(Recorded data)
========

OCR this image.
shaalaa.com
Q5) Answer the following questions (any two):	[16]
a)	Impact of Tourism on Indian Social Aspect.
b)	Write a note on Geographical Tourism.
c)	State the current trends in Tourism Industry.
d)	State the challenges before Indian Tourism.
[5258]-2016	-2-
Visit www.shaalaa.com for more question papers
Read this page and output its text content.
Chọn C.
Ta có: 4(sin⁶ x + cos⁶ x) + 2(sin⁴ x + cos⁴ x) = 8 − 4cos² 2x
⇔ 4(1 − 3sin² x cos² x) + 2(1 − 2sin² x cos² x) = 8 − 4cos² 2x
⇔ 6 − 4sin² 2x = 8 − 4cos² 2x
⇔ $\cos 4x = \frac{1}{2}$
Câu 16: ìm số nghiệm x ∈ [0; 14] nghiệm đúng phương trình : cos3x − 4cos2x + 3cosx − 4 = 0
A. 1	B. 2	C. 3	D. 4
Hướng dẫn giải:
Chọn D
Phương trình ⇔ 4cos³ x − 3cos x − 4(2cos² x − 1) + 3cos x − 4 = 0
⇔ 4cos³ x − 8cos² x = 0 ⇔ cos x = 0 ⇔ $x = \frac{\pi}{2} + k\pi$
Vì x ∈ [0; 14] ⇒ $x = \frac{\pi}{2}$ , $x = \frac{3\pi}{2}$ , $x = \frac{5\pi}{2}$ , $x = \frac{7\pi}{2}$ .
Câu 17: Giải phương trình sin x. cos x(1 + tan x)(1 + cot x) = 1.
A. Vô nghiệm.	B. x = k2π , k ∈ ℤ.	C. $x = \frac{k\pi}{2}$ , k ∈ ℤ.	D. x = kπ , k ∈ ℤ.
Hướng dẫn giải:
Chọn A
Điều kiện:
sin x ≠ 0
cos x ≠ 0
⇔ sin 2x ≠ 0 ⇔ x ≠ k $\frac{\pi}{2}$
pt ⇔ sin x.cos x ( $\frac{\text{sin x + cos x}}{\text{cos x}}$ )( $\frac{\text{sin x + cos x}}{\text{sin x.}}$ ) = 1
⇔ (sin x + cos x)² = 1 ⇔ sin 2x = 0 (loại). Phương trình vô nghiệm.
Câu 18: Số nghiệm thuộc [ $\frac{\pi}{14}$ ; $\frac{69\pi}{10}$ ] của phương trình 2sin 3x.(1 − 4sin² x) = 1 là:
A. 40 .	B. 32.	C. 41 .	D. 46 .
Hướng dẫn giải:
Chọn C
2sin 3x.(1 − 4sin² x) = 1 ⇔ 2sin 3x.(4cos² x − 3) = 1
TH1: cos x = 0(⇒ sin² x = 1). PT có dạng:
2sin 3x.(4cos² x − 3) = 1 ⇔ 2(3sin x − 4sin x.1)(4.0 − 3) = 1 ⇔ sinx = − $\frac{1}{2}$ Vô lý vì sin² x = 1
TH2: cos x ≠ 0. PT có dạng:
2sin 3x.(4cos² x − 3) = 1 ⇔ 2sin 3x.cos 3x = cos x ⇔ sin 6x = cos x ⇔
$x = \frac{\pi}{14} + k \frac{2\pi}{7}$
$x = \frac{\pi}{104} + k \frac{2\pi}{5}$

========

- **To do**
Each line that contains the string "State" counts once; report how many such lines the entries have, giving only the number.

- **Response for this exercise**
2